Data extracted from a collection
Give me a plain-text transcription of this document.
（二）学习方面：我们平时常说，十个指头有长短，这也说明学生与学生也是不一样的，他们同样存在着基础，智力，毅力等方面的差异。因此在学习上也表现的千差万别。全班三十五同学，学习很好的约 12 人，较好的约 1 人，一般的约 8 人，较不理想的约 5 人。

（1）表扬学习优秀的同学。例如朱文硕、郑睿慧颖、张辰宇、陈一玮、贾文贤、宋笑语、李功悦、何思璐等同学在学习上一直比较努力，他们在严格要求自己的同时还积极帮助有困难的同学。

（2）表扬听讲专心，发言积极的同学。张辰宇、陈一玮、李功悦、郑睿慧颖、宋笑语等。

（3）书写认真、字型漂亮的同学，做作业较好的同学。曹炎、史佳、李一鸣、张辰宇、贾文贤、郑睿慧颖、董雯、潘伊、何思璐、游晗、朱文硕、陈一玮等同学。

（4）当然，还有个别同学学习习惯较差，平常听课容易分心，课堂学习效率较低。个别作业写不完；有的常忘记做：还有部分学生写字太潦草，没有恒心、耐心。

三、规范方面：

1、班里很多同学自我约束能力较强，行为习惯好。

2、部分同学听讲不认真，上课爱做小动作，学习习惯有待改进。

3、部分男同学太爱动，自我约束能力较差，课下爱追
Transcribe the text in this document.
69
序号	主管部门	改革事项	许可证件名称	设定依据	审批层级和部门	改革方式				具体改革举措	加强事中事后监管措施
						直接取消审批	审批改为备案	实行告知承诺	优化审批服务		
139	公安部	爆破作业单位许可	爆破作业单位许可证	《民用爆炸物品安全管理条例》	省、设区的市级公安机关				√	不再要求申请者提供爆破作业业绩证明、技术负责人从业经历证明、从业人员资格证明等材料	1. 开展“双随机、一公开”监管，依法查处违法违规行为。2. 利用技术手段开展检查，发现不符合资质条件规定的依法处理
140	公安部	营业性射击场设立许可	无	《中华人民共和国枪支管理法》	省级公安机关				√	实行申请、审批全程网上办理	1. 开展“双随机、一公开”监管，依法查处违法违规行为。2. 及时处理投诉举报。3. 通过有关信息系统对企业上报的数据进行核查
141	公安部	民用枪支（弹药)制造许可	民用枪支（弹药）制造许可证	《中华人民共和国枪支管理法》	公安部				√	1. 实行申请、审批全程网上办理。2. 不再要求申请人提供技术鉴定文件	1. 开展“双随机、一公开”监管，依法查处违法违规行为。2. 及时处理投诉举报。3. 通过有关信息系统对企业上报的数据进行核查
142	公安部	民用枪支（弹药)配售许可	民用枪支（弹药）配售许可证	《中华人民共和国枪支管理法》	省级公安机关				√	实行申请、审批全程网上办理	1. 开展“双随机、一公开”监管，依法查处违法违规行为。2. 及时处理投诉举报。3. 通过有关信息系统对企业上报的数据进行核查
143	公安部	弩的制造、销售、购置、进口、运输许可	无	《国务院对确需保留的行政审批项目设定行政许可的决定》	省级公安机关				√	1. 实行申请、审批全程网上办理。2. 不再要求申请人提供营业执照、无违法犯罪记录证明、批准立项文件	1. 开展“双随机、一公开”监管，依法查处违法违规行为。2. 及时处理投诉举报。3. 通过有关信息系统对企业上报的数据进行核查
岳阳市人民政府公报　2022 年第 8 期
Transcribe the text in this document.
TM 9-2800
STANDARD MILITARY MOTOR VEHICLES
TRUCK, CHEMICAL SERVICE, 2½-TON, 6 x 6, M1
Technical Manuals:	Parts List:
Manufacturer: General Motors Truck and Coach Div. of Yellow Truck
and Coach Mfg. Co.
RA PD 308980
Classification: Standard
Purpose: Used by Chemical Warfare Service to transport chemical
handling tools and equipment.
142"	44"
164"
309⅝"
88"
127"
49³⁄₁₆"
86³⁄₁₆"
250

Exercise
Each entry above needs to be retyped exactly.

Final result
Give me a plain-text transcription of this document.
（二）学习方面：我们平时常说，十个指头有长短，这也说明学生与学生也是不一样的，他们同样存在着基础，智力，毅力等方面的差异。因此在学习上也表现的千差万别。全班三十五同学，学习很好的约 12 人，较好的约 1 人，一般的约 8 人，较不理想的约 5 人。

（1）表扬学习优秀的同学。例如朱文硕、郑睿慧颖、张辰宇、陈一玮、贾文贤、宋笑语、李功悦、何思璐等同学在学习上一直比较努力，他们在严格要求自己的同时还积极帮助有困难的同学。

（2）表扬听讲专心，发言积极的同学。张辰宇、陈一玮、李功悦、郑睿慧颖、宋笑语等。

（3）书写认真、字型漂亮的同学，做作业较好的同学。曹炎、史佳、李一鸣、张辰宇、贾文贤、郑睿慧颖、董雯、潘伊、何思璐、游晗、朱文硕、陈一玮等同学。

（4）当然，还有个别同学学习习惯较差，平常听课容易分心，课堂学习效率较低。个别作业写不完；有的常忘记做：还有部分学生写字太潦草，没有恒心、耐心。

三、规范方面：

1、班里很多同学自我约束能力较强，行为习惯好。

2、部分同学听讲不认真，上课爱做小动作，学习习惯有待改进。

3、部分男同学太爱动，自我约束能力较差，课下爱追
Transcribe the text in this document.
69
序号	主管部门	改革事项	许可证件名称	设定依据	审批层级和部门	改革方式				具体改革举措	加强事中事后监管措施
						直接取消审批	审批改为备案	实行告知承诺	优化审批服务		
139	公安部	爆破作业单位许可	爆破作业单位许可证	《民用爆炸物品安全管理条例》	省、设区的市级公安机关				√	不再要求申请者提供爆破作业业绩证明、技术负责人从业经历证明、从业人员资格证明等材料	1. 开展“双随机、一公开”监管，依法查处违法违规行为。2. 利用技术手段开展检查，发现不符合资质条件规定的依法处理
140	公安部	营业性射击场设立许可	无	《中华人民共和国枪支管理法》	省级公安机关				√	实行申请、审批全程网上办理	1. 开展“双随机、一公开”监管，依法查处违法违规行为。2. 及时处理投诉举报。3. 通过有关信息系统对企业上报的数据进行核查
141	公安部	民用枪支（弹药)制造许可	民用枪支（弹药）制造许可证	《中华人民共和国枪支管理法》	公安部				√	1. 实行申请、审批全程网上办理。2. 不再要求申请人提供技术鉴定文件	1. 开展“双随机、一公开”监管，依法查处违法违规行为。2. 及时处理投诉举报。3. 通过有关信息系统对企业上报的数据进行核查
142	公安部	民用枪支（弹药)配售许可	民用枪支（弹药）配售许可证	《中华人民共和国枪支管理法》	省级公安机关				√	实行申请、审批全程网上办理	1. 开展“双随机、一公开”监管，依法查处违法违规行为。2. 及时处理投诉举报。3. 通过有关信息系统对企业上报的数据进行核查
143	公安部	弩的制造、销售、购置、进口、运输许可	无	《国务院对确需保留的行政审批项目设定行政许可的决定》	省级公安机关				√	1. 实行申请、审批全程网上办理。2. 不再要求申请人提供营业执照、无违法犯罪记录证明、批准立项文件	1. 开展“双随机、一公开”监管，依法查处违法违规行为。2. 及时处理投诉举报。3. 通过有关信息系统对企业上报的数据进行核查
岳阳市人民政府公报　2022 年第 8 期
Transcribe the text in this document.
TM 9-2800
STANDARD MILITARY MOTOR VEHICLES
TRUCK, CHEMICAL SERVICE, 2½-TON, 6 x 6, M1
Technical Manuals:	Parts List:
Manufacturer: General Motors Truck and Coach Div. of Yellow Truck
and Coach Mfg. Co.
RA PD 308980
Classification: Standard
Purpose: Used by Chemical Warfare Service to transport chemical
handling tools and equipment.
142"	44"
164"
309⅝"
88"
127"
49³⁄₁₆"
86³⁄₁₆"
250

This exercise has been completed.